* [Do this]:
Give the data again, word for word.

(Entries taken from a collection)
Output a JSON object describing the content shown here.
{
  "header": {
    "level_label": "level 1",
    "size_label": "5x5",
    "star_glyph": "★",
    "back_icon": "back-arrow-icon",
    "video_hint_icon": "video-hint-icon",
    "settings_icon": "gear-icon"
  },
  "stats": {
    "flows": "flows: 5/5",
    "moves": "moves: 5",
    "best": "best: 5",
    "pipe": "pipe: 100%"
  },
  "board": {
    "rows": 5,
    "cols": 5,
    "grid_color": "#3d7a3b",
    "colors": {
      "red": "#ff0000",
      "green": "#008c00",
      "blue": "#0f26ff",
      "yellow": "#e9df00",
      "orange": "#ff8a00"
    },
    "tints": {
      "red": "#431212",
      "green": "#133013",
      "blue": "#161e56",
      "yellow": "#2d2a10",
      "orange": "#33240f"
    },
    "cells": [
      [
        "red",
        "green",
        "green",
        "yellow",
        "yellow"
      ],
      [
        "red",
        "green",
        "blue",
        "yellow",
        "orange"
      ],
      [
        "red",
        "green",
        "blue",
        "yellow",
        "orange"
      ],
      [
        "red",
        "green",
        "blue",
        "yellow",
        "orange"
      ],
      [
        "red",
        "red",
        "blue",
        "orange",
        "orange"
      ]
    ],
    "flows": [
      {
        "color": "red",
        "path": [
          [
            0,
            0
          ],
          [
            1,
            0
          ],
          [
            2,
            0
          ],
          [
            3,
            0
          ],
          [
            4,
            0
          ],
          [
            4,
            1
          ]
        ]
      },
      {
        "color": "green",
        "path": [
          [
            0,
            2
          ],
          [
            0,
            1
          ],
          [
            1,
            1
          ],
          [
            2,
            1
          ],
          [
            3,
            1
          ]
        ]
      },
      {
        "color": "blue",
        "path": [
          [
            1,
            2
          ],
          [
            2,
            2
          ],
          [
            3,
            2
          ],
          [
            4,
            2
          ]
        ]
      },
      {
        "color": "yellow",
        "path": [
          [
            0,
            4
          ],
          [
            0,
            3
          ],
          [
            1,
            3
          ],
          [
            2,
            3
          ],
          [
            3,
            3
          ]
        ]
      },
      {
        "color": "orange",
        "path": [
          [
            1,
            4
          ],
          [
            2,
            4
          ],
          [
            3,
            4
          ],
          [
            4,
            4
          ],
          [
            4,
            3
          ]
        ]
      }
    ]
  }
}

* [Exercise result]:
Output a JSON object describing the content shown here.
{
  "header": {
    "level_label": "level 1",
    "size_label": "5x5",
    "star_glyph": "★",
    "back_icon": "back-arrow-icon",
    "video_hint_icon": "video-hint-icon",
    "settings_icon": "gear-icon"
  },
  "stats": {
    "flows": "flows: 5/5",
    "moves": "moves: 5",
    "best": "best: 5",
    "pipe": "pipe: 100%"
  },
  "board": {
    "rows": 5,
    "cols": 5,
    "grid_color": "#3d7a3b",
    "colors": {
      "red": "#ff0000",
      "green": "#008c00",
      "blue": "#0f26ff",
      "yellow": "#e9df00",
      "orange": "#ff8a00"
    },
    "tints": {
      "red": "#431212",
      "green": "#133013",
      "blue": "#161e56",
      "yellow": "#2d2a10",
      "orange": "#33240f"
    },
    "cells": [
      [
        "red",
        "green",
        "green",
        "yellow",
        "yellow"
      ],
      [
        "red",
        "green",
        "blue",
        "yellow",
        "orange"
      ],
      [
        "red",
        "green",
        "blue",
        "yellow",
        "orange"
      ],
      [
        "red",
        "green",
        "blue",
        "yellow",
        "orange"
      ],
      [
        "red",
        "red",
        "blue",
        "orange",
        "orange"
      ]
    ],
    "flows": [
      {
        "color": "red",
        "path": [
          [
            0,
            0
          ],
          [
            1,
            0
          ],
          [
            2,
            0
          ],
          [
            3,
            0
          ],
          [
            4,
            0
          ],
          [
            4,
            1
          ]
        ]
      },
      {
        "color": "green",
        "path": [
          [
            0,
            2
          ],
          [
            0,
            1
          ],
          [
            1,
            1
          ],
          [
            2,
            1
          ],
          [
            3,
            1
          ]
        ]
      },
      {
        "color": "blue",
        "path": [
          [
            1,
            2
          ],
          [
            2,
            2
          ],
          [
            3,
            2
          ],
          [
            4,
            2
          ]
        ]
      },
      {
        "color": "yellow",
        "path": [
          [
            0,
            4
          ],
          [
            0,
            3
          ],
          [
            1,
            3
          ],
          [
            2,
            3
          ],
          [
            3,
            3
          ]
        ]
      },
      {
        "color": "orange",
        "path": [
          [
            1,
            4
          ],
          [
            2,
            4
          ],
          [
            3,
            4
          ],
          [
            4,
            4
          ],
          [
            4,
            3
          ]
        ]
      }
    ]
  }
}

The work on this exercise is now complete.